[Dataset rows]
==*==
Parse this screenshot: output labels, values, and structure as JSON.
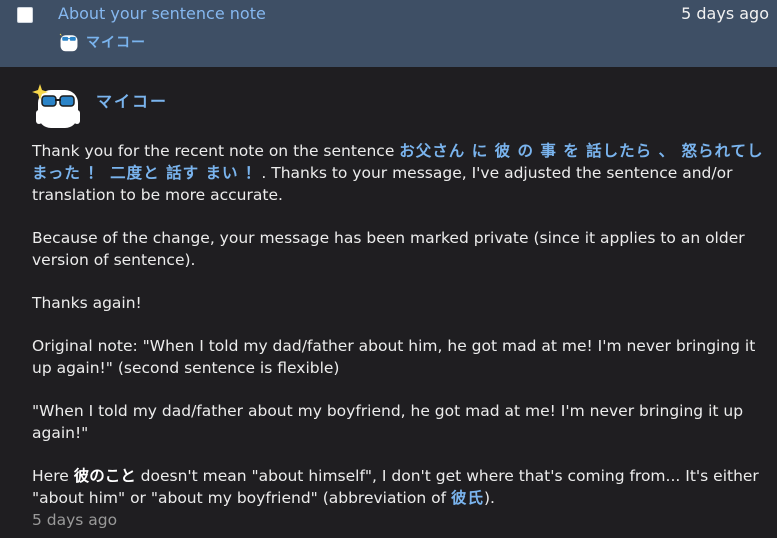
{
  "header": {
    "subject": "About your sentence note",
    "date": "5 days ago",
    "sender": "マイコー"
  },
  "message": {
    "sender": "マイコー",
    "p1_a": "Thank you for the recent note on the sentence ",
    "p1_jp": "お父さん に 彼 の 事 を 話したら 、 怒られてしまった ！ 二度と 話す まい ！",
    "p1_b": ". Thanks to your message, I've adjusted the sentence and/or translation to be more accurate.",
    "p2": "Because of the change, your message has been marked private (since it applies to an older version of sentence).",
    "p3": "Thanks again!",
    "p4": "Original note: \"When I told my dad/father about him, he got mad at me! I'm never bringing it up again!\" (second sentence is flexible)",
    "p5": "\"When I told my dad/father about my boyfriend, he got mad at me! I'm never bringing it up again!\"",
    "p6_a": "Here ",
    "p6_jp1": "彼のこと",
    "p6_b": " doesn't mean \"about himself\", I don't get where that's coming from... It's either \"about him\" or \"about my boyfriend\" (abbreviation of ",
    "p6_jp2": "彼氏",
    "p6_c": ").",
    "timestamp": "5 days ago"
  }
}
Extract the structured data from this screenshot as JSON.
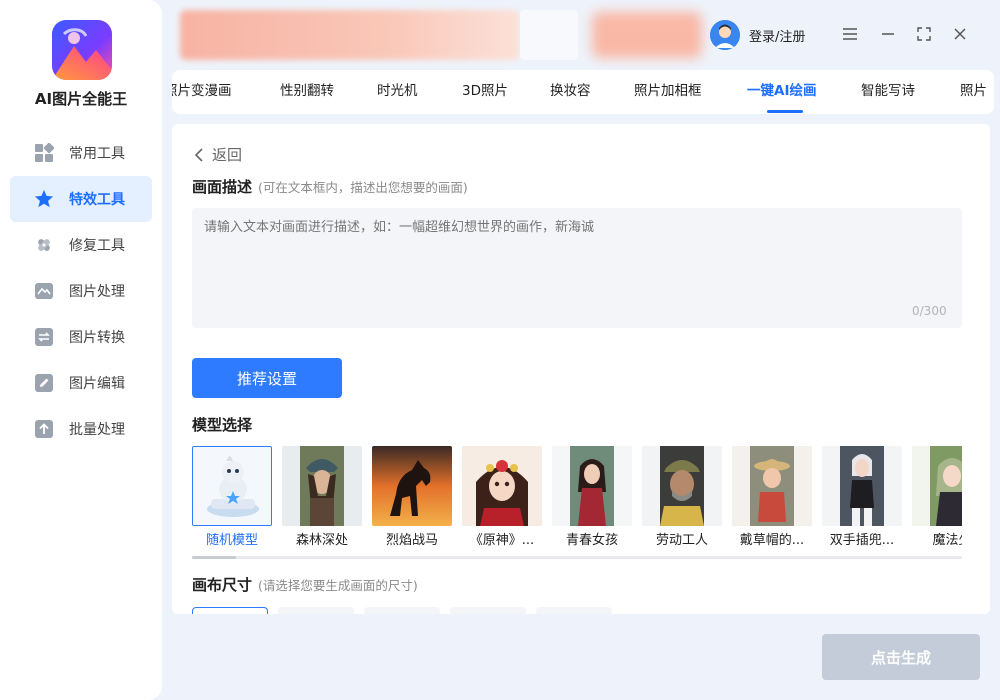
==*==
**Exercise:** Each record must be quoted in full and exactly. Do not include the pictures.

**Result for this task:**
Parse this screenshot: output labels, values, and structure as JSON.
{
  "header": {
    "subject": "About your sentence note",
    "date": "5 days ago",
    "sender": "マイコー"
  },
  "message": {
    "sender": "マイコー",
    "p1_a": "Thank you for the recent note on the sentence ",
    "p1_jp": "お父さん に 彼 の 事 を 話したら 、 怒られてしまった ！ 二度と 話す まい ！",
    "p1_b": ". Thanks to your message, I've adjusted the sentence and/or translation to be more accurate.",
    "p2": "Because of the change, your message has been marked private (since it applies to an older version of sentence).",
    "p3": "Thanks again!",
    "p4": "Original note: \"When I told my dad/father about him, he got mad at me! I'm never bringing it up again!\" (second sentence is flexible)",
    "p5": "\"When I told my dad/father about my boyfriend, he got mad at me! I'm never bringing it up again!\"",
    "p6_a": "Here ",
    "p6_jp1": "彼のこと",
    "p6_b": " doesn't mean \"about himself\", I don't get where that's coming from... It's either \"about him\" or \"about my boyfriend\" (abbreviation of ",
    "p6_jp2": "彼氏",
    "p6_c": ").",
    "timestamp": "5 days ago"
  }
}
Extract the structured data from this screenshot as JSON.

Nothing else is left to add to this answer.